◆ Dataset entries on figures ◆

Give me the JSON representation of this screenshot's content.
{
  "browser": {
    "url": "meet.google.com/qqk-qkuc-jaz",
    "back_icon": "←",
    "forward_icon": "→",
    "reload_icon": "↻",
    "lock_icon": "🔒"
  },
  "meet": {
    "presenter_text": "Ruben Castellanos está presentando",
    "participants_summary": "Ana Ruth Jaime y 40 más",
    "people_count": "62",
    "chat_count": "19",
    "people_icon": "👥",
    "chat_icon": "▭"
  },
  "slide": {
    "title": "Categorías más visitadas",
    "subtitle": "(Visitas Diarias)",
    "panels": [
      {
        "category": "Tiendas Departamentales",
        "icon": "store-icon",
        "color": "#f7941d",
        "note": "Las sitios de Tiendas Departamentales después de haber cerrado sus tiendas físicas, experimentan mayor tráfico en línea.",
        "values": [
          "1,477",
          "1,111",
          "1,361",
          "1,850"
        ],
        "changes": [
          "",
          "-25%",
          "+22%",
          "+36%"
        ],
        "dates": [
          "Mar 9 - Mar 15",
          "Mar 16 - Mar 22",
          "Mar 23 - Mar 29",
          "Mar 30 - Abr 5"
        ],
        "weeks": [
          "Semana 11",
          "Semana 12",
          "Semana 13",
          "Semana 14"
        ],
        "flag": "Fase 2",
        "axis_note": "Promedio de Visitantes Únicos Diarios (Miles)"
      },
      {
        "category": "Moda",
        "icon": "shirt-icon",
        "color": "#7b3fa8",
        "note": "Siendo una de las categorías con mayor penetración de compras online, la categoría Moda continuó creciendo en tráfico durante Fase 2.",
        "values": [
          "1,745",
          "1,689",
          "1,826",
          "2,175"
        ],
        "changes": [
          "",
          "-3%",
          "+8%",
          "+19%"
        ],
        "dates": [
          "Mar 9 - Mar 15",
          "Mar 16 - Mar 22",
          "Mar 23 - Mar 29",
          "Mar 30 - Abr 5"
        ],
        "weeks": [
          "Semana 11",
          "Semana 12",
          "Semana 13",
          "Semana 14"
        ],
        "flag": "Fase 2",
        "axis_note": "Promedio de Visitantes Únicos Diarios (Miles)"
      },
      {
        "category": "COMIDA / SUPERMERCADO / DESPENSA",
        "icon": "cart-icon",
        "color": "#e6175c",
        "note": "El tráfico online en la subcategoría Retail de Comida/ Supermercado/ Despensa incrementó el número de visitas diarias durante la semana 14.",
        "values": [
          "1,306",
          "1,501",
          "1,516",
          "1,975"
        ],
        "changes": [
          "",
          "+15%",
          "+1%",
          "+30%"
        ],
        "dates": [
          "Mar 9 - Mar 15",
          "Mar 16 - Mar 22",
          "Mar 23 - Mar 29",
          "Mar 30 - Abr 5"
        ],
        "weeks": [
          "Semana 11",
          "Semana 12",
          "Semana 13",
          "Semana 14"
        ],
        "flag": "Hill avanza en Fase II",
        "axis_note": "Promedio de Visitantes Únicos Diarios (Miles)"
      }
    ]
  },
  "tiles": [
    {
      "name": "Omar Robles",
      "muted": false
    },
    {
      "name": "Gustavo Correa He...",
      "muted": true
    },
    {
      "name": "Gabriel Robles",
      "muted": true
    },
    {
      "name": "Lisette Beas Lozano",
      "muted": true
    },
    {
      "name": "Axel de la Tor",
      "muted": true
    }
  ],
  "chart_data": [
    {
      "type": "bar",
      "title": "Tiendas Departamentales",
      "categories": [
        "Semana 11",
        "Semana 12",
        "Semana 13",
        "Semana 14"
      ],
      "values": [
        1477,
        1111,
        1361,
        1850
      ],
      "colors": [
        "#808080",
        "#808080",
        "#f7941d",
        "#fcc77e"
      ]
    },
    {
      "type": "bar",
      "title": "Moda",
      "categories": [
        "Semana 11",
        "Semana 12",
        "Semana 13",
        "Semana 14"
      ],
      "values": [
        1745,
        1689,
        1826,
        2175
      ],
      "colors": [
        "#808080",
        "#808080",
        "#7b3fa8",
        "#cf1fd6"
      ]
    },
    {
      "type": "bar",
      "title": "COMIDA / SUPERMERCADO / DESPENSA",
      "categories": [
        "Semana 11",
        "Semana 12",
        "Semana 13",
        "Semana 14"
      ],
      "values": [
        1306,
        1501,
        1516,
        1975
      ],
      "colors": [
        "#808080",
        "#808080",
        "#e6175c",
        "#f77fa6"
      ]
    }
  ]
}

◆ EXERCISE DETAILS ◆
Exactly reproduce every record.

◆ SOLUTION TO THE PROBLEM ◆
Give me the JSON representation of this screenshot's content.
{
  "browser": {
    "url": "meet.google.com/qqk-qkuc-jaz",
    "back_icon": "←",
    "forward_icon": "→",
    "reload_icon": "↻",
    "lock_icon": "🔒"
  },
  "meet": {
    "presenter_text": "Ruben Castellanos está presentando",
    "participants_summary": "Ana Ruth Jaime y 40 más",
    "people_count": "62",
    "chat_count": "19",
    "people_icon": "👥",
    "chat_icon": "▭"
  },
  "slide": {
    "title": "Categorías más visitadas",
    "subtitle": "(Visitas Diarias)",
    "panels": [
      {
        "category": "Tiendas Departamentales",
        "icon": "store-icon",
        "color": "#f7941d",
        "note": "Las sitios de Tiendas Departamentales después de haber cerrado sus tiendas físicas, experimentan mayor tráfico en línea.",
        "values": [
          "1,477",
          "1,111",
          "1,361",
          "1,850"
        ],
        "changes": [
          "",
          "-25%",
          "+22%",
          "+36%"
        ],
        "dates": [
          "Mar 9 - Mar 15",
          "Mar 16 - Mar 22",
          "Mar 23 - Mar 29",
          "Mar 30 - Abr 5"
        ],
        "weeks": [
          "Semana 11",
          "Semana 12",
          "Semana 13",
          "Semana 14"
        ],
        "flag": "Fase 2",
        "axis_note": "Promedio de Visitantes Únicos Diarios (Miles)"
      },
      {
        "category": "Moda",
        "icon": "shirt-icon",
        "color": "#7b3fa8",
        "note": "Siendo una de las categorías con mayor penetración de compras online, la categoría Moda continuó creciendo en tráfico durante Fase 2.",
        "values": [
          "1,745",
          "1,689",
          "1,826",
          "2,175"
        ],
        "changes": [
          "",
          "-3%",
          "+8%",
          "+19%"
        ],
        "dates": [
          "Mar 9 - Mar 15",
          "Mar 16 - Mar 22",
          "Mar 23 - Mar 29",
          "Mar 30 - Abr 5"
        ],
        "weeks": [
          "Semana 11",
          "Semana 12",
          "Semana 13",
          "Semana 14"
        ],
        "flag": "Fase 2",
        "axis_note": "Promedio de Visitantes Únicos Diarios (Miles)"
      },
      {
        "category": "COMIDA / SUPERMERCADO / DESPENSA",
        "icon": "cart-icon",
        "color": "#e6175c",
        "note": "El tráfico online en la subcategoría Retail de Comida/ Supermercado/ Despensa incrementó el número de visitas diarias durante la semana 14.",
        "values": [
          "1,306",
          "1,501",
          "1,516",
          "1,975"
        ],
        "changes": [
          "",
          "+15%",
          "+1%",
          "+30%"
        ],
        "dates": [
          "Mar 9 - Mar 15",
          "Mar 16 - Mar 22",
          "Mar 23 - Mar 29",
          "Mar 30 - Abr 5"
        ],
        "weeks": [
          "Semana 11",
          "Semana 12",
          "Semana 13",
          "Semana 14"
        ],
        "flag": "Hill avanza en Fase II",
        "axis_note": "Promedio de Visitantes Únicos Diarios (Miles)"
      }
    ]
  },
  "tiles": [
    {
      "name": "Omar Robles",
      "muted": false
    },
    {
      "name": "Gustavo Correa He...",
      "muted": true
    },
    {
      "name": "Gabriel Robles",
      "muted": true
    },
    {
      "name": "Lisette Beas Lozano",
      "muted": true
    },
    {
      "name": "Axel de la Tor",
      "muted": true
    }
  ],
  "chart_data": [
    {
      "type": "bar",
      "title": "Tiendas Departamentales",
      "categories": [
        "Semana 11",
        "Semana 12",
        "Semana 13",
        "Semana 14"
      ],
      "values": [
        1477,
        1111,
        1361,
        1850
      ],
      "colors": [
        "#808080",
        "#808080",
        "#f7941d",
        "#fcc77e"
      ]
    },
    {
      "type": "bar",
      "title": "Moda",
      "categories": [
        "Semana 11",
        "Semana 12",
        "Semana 13",
        "Semana 14"
      ],
      "values": [
        1745,
        1689,
        1826,
        2175
      ],
      "colors": [
        "#808080",
        "#808080",
        "#7b3fa8",
        "#cf1fd6"
      ]
    },
    {
      "type": "bar",
      "title": "COMIDA / SUPERMERCADO / DESPENSA",
      "categories": [
        "Semana 11",
        "Semana 12",
        "Semana 13",
        "Semana 14"
      ],
      "values": [
        1306,
        1501,
        1516,
        1975
      ],
      "colors": [
        "#808080",
        "#808080",
        "#e6175c",
        "#f77fa6"
      ]
    }
  ]
}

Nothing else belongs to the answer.